* Problem to solve: Look through the records below, and copy out every line that holds the string "Diesel".

* Given records:
____

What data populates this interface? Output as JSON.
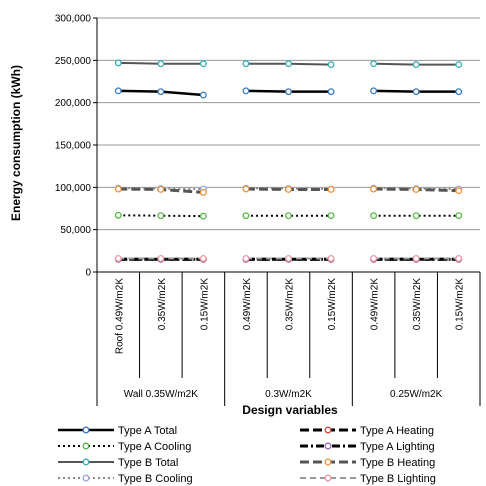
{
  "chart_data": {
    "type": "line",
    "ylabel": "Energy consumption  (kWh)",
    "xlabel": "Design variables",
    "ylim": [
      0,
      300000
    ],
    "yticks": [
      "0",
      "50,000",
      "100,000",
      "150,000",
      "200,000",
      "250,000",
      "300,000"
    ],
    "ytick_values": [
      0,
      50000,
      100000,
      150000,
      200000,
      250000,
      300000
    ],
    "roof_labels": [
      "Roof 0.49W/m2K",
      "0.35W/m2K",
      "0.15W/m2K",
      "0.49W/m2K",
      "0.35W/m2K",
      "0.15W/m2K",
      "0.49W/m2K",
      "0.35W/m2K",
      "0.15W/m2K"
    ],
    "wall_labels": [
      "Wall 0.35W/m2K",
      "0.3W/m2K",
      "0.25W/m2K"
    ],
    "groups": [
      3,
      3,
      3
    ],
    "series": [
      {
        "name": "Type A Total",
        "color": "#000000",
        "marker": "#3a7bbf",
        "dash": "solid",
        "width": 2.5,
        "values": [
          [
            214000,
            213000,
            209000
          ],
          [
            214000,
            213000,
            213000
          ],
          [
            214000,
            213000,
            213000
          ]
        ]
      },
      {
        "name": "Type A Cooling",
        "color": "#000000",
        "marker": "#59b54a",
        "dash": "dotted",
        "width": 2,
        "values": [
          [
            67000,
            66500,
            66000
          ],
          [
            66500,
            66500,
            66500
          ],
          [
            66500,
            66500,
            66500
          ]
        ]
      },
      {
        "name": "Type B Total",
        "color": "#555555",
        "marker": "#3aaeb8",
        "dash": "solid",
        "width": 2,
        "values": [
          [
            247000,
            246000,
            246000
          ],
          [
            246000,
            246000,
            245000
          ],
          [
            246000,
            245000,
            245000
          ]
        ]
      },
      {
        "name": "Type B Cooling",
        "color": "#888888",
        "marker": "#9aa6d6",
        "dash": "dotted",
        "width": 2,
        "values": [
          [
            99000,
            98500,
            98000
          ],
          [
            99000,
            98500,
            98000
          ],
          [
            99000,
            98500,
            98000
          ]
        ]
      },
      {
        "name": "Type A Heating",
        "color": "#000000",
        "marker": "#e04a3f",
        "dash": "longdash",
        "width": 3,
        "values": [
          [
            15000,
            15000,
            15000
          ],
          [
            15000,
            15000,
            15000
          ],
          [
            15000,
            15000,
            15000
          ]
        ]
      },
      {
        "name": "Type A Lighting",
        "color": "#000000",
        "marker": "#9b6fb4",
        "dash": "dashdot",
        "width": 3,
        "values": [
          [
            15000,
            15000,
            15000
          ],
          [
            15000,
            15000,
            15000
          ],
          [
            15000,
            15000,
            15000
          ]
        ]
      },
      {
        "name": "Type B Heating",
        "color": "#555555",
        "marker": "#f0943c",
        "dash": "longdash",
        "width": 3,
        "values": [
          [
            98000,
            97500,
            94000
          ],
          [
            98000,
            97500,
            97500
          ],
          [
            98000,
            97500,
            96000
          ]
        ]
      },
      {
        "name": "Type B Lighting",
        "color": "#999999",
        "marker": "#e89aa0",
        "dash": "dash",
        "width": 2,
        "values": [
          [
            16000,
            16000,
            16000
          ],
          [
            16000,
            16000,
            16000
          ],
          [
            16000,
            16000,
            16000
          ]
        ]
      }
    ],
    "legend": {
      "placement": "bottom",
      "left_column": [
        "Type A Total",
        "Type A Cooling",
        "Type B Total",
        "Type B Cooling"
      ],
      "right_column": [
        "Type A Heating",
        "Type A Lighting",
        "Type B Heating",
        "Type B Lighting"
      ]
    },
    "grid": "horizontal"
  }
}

____

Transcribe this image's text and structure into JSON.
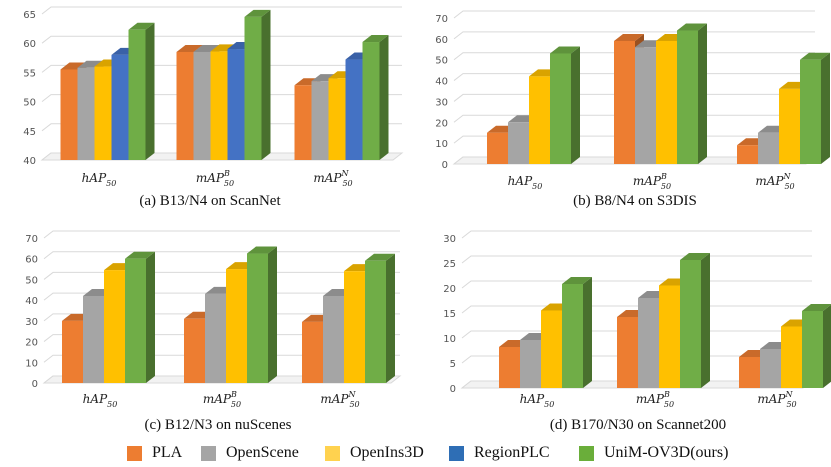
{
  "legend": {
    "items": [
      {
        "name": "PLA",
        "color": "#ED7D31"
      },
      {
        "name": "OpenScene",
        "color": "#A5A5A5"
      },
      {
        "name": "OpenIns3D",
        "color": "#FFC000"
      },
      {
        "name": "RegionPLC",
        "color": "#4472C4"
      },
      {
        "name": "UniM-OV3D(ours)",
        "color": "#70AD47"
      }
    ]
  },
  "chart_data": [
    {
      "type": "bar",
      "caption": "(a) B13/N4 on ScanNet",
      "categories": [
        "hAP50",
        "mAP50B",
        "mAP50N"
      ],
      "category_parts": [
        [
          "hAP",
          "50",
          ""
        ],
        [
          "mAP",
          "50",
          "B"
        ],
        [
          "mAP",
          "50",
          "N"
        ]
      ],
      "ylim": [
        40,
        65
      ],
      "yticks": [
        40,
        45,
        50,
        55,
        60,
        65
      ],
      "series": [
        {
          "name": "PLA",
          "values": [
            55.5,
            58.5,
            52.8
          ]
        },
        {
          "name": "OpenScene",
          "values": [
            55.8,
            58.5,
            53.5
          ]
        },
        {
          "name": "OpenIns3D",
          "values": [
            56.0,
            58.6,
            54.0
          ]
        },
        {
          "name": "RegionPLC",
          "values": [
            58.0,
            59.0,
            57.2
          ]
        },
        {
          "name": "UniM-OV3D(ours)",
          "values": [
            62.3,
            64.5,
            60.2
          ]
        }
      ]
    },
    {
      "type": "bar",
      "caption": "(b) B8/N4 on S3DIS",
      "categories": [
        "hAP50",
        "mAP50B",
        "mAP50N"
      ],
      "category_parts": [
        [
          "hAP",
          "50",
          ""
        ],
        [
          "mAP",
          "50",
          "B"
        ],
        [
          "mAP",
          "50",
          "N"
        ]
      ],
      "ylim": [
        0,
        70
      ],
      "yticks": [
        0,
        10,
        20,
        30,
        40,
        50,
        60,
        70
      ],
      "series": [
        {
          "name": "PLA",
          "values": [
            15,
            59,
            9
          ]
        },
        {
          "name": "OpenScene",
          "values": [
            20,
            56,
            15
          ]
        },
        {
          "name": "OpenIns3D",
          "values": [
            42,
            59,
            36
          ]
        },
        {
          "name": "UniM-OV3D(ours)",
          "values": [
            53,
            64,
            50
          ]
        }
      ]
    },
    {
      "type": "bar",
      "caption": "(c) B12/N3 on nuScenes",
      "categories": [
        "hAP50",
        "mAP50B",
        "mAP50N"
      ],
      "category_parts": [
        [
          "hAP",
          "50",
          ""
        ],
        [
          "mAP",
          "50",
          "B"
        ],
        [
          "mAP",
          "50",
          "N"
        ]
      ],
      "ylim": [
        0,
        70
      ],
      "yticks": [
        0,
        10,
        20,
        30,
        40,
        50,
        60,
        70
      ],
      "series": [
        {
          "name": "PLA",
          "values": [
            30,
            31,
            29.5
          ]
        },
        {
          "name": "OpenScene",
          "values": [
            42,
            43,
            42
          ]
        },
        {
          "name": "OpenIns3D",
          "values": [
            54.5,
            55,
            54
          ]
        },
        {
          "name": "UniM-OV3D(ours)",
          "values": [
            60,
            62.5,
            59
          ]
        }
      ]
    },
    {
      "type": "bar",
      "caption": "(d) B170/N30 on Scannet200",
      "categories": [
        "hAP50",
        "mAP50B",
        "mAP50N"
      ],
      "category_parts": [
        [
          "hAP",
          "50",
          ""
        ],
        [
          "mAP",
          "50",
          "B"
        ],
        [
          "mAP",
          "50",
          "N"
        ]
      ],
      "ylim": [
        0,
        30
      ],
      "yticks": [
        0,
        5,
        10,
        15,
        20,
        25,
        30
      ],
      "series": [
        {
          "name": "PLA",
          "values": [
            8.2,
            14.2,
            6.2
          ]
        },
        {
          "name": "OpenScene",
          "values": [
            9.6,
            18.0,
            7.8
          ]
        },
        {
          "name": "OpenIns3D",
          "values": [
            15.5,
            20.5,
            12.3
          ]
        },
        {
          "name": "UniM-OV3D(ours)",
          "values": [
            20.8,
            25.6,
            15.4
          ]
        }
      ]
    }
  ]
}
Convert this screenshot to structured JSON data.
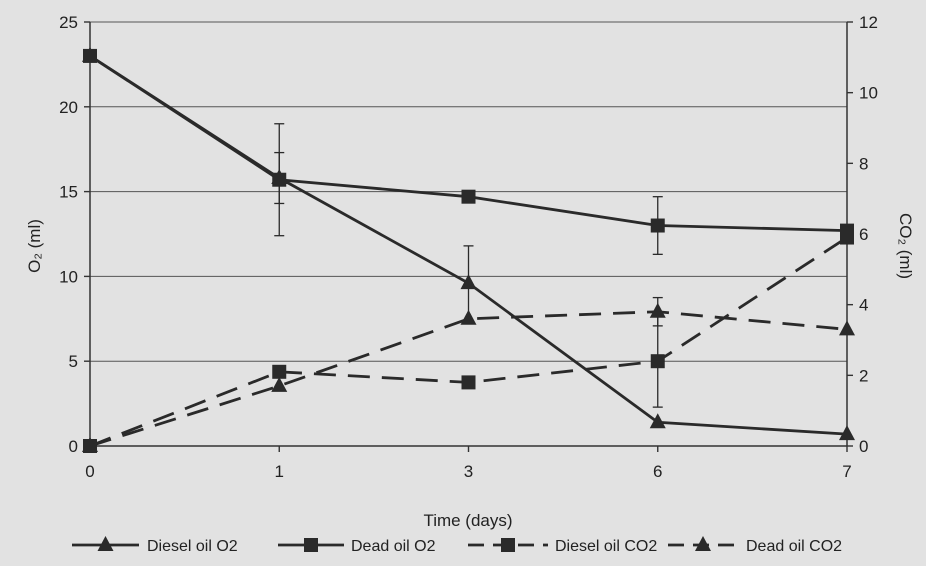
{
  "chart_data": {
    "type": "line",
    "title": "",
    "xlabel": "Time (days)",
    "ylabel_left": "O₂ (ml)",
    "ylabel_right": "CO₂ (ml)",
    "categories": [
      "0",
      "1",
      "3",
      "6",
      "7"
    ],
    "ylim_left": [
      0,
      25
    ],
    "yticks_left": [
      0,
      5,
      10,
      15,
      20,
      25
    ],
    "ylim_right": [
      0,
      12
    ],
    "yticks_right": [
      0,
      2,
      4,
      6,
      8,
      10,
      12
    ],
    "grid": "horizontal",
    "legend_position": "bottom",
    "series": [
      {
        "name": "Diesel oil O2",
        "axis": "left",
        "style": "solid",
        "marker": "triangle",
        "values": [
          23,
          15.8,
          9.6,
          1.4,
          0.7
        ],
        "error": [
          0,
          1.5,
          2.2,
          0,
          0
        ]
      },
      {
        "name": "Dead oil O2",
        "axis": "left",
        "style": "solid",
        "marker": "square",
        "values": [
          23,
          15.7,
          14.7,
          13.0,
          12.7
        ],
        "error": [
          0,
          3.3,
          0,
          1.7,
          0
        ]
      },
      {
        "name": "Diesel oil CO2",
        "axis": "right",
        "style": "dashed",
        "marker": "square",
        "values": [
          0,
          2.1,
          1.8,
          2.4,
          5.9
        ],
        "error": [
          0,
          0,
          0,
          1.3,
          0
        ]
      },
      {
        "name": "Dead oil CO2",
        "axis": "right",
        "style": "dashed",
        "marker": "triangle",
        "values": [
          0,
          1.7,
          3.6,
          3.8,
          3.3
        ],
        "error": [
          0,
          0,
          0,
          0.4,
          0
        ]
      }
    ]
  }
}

____

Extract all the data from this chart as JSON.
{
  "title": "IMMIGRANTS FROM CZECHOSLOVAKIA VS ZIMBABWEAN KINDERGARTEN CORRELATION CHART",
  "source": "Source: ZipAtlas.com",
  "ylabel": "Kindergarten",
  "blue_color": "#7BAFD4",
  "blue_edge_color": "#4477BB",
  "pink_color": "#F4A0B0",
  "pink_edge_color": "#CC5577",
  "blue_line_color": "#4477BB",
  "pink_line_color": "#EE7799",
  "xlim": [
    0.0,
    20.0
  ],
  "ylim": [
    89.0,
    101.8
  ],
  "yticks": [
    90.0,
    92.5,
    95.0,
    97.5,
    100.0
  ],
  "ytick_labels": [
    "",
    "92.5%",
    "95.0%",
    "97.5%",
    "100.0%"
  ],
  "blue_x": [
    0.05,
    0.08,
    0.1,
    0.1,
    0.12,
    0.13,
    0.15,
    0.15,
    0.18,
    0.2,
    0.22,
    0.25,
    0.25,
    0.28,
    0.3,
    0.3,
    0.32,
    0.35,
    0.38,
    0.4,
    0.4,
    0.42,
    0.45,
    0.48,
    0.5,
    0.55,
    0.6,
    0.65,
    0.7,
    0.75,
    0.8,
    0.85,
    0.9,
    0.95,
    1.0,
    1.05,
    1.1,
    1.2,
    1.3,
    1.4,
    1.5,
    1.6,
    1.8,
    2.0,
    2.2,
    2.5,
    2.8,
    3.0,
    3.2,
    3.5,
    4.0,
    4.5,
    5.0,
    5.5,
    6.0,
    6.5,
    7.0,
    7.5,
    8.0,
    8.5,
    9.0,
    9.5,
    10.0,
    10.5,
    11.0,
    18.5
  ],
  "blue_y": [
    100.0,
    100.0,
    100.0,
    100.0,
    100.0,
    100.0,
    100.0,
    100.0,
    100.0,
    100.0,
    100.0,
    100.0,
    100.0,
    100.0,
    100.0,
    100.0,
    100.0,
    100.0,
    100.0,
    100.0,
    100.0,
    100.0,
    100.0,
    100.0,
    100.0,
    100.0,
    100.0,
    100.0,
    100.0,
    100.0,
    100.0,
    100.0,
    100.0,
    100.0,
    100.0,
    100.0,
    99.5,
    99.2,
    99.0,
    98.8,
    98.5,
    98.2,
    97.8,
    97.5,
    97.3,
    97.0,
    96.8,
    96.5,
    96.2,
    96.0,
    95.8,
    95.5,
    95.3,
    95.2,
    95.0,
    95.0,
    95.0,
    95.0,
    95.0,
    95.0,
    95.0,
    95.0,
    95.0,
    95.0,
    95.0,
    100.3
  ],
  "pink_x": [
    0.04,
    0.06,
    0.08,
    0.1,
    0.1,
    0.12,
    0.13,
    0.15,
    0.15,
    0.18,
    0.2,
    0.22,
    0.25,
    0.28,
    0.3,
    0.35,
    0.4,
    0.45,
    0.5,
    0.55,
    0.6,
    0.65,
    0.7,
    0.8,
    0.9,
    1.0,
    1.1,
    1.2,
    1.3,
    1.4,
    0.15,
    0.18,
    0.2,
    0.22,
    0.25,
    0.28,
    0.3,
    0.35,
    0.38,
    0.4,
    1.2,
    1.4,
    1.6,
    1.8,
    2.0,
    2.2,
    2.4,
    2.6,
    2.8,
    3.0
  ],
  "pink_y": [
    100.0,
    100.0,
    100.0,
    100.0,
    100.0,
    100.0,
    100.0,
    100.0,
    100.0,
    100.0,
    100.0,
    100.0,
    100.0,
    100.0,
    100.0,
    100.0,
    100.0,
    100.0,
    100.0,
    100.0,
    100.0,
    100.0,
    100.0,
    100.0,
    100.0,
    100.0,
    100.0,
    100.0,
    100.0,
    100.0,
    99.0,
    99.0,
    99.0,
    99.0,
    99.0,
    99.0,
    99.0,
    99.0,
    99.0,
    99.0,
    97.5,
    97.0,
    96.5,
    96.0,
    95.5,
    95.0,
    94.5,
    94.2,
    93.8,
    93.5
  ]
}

____

* The solution:
        "name": "Diesel oil O2",
        "name": "Diesel oil CO2",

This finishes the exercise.